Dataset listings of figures
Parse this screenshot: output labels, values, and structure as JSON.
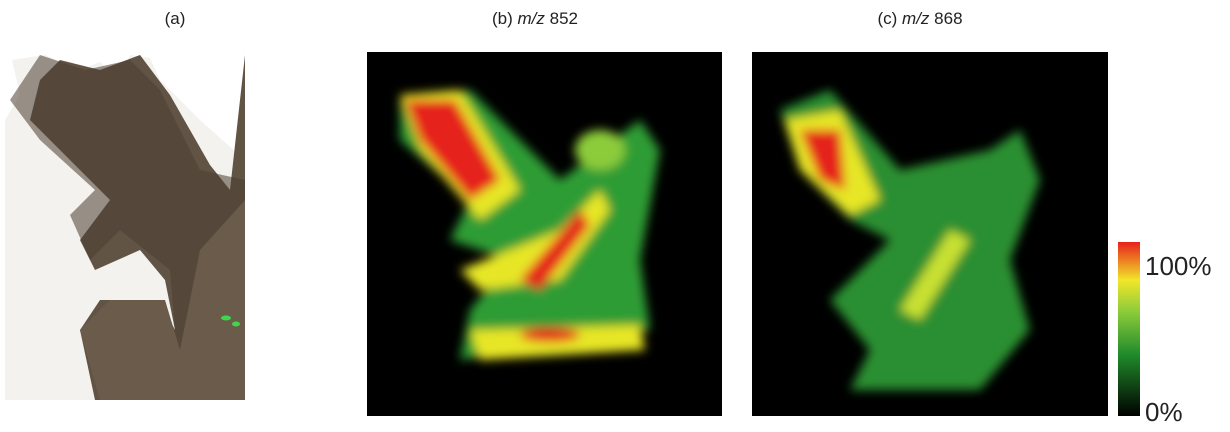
{
  "panels": [
    {
      "label": "(a)"
    },
    {
      "label": "(b)",
      "ion": "m/z",
      "mass": "852"
    },
    {
      "label": "(c)",
      "ion": "m/z",
      "mass": "868"
    }
  ],
  "colorbar": {
    "max_label": "100%",
    "min_label": "0%"
  }
}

Description of the task -> Images should not appear in the copy; retype the listing above exactly.

Full output ->
Parse this screenshot: output labels, values, and structure as JSON.
{
  "panels": [
    {
      "label": "(a)"
    },
    {
      "label": "(b)",
      "ion": "m/z",
      "mass": "852"
    },
    {
      "label": "(c)",
      "ion": "m/z",
      "mass": "868"
    }
  ],
  "colorbar": {
    "max_label": "100%",
    "min_label": "0%"
  }
}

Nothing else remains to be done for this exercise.